Task instructions - Answer with one number only: the number of lines that include the word "this".

Records to process -
§ §

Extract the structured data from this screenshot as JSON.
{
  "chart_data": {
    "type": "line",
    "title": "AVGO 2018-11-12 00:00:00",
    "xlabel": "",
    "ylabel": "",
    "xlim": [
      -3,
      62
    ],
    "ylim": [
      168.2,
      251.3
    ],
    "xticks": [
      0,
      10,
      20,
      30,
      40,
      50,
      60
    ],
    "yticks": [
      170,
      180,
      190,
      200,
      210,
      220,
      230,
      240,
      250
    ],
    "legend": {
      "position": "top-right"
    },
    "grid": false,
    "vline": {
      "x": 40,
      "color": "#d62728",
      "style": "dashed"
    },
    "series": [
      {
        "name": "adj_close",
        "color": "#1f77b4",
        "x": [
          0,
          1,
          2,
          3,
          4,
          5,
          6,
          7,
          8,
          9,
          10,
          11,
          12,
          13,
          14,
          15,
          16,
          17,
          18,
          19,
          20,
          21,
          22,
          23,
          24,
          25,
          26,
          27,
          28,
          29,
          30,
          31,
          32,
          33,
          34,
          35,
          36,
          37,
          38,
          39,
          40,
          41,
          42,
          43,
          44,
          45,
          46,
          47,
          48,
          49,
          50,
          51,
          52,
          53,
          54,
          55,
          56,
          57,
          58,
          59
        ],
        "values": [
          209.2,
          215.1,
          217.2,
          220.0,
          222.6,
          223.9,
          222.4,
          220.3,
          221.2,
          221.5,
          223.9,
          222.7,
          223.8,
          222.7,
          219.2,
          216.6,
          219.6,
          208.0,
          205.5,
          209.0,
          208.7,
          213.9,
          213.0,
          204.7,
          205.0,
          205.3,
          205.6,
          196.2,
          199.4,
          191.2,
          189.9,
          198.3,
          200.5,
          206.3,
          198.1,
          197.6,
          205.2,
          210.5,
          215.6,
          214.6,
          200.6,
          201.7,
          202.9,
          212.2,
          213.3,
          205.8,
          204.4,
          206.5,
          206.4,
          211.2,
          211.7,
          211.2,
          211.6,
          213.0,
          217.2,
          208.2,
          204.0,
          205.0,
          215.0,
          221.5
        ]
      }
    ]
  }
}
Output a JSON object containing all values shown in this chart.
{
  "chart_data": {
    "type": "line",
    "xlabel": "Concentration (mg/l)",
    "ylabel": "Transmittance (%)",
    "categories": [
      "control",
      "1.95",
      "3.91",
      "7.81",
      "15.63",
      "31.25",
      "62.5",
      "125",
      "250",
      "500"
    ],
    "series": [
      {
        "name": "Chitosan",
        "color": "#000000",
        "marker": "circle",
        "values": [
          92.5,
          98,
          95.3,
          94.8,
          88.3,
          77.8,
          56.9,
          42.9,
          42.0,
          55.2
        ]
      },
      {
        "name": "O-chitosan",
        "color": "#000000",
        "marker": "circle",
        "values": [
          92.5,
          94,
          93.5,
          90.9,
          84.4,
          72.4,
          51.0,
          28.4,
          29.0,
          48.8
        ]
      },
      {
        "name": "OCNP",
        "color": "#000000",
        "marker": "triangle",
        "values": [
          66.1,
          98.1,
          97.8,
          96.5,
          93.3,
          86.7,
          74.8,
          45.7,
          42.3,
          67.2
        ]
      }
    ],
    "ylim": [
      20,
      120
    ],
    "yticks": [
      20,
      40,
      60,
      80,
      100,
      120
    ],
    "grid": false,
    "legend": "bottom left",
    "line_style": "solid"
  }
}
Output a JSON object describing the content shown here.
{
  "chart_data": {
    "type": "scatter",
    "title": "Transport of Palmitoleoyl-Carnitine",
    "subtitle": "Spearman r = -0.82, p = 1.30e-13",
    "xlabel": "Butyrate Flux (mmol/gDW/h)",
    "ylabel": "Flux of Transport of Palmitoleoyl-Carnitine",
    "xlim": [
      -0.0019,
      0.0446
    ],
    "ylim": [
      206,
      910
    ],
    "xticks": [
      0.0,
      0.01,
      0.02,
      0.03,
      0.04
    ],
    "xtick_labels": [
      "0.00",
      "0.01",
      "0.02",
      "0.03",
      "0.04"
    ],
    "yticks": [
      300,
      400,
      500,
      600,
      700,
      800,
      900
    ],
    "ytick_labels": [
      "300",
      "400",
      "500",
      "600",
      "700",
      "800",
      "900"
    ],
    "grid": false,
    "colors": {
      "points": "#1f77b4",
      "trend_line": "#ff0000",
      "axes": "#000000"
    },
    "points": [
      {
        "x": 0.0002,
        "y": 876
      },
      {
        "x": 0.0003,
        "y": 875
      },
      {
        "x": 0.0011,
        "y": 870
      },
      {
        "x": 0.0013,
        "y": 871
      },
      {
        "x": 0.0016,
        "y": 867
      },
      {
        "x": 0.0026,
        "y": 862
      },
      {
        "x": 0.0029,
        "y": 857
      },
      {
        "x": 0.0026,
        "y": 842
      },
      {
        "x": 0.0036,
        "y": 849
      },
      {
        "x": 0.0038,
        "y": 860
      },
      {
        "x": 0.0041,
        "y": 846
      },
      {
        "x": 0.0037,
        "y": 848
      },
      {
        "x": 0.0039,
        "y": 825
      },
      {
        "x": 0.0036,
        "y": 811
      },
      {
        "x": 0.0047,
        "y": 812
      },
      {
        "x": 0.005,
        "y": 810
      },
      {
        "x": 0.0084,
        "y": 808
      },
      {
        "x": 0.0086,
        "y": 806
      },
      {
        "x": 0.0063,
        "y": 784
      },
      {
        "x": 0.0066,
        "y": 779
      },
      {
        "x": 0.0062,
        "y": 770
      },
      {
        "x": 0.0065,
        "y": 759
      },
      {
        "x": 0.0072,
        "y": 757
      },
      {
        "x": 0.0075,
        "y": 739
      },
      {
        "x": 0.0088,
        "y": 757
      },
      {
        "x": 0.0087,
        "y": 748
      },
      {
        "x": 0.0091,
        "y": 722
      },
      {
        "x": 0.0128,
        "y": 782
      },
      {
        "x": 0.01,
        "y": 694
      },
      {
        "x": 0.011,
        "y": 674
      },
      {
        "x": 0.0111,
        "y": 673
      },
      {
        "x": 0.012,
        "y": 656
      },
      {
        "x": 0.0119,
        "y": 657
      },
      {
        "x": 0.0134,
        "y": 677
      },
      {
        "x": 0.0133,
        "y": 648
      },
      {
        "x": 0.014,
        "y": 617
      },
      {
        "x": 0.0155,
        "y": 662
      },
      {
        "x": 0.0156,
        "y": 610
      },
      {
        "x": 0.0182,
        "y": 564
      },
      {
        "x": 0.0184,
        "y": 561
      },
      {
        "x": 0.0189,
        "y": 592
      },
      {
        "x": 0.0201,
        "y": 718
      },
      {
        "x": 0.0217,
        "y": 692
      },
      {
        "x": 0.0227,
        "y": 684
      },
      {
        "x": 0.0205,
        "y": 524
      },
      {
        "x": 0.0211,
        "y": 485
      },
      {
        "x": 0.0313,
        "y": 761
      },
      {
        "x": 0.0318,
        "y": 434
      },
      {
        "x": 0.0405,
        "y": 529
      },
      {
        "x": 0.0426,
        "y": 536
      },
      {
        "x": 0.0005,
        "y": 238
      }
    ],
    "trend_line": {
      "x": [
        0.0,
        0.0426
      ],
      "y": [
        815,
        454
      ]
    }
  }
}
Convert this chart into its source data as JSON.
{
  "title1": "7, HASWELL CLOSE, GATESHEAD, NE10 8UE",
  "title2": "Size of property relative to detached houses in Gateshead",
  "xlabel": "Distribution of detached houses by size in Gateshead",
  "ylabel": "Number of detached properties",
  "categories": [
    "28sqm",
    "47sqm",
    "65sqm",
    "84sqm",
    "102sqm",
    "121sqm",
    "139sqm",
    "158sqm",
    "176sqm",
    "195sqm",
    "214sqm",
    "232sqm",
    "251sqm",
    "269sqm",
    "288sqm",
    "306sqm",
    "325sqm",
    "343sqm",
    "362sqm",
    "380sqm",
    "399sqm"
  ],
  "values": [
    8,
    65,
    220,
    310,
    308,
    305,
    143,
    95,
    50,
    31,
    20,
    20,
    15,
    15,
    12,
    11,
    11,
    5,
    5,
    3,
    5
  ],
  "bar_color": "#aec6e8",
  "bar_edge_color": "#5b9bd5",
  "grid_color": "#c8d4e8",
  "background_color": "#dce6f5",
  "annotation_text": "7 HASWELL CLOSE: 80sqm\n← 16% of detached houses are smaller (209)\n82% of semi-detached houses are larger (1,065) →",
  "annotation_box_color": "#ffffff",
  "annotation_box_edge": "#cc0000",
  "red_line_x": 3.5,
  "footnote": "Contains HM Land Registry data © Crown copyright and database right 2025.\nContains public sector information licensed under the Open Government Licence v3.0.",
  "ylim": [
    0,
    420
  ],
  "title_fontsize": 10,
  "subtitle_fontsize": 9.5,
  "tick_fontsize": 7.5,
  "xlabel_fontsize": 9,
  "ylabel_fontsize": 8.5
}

§ §

The completed task - 3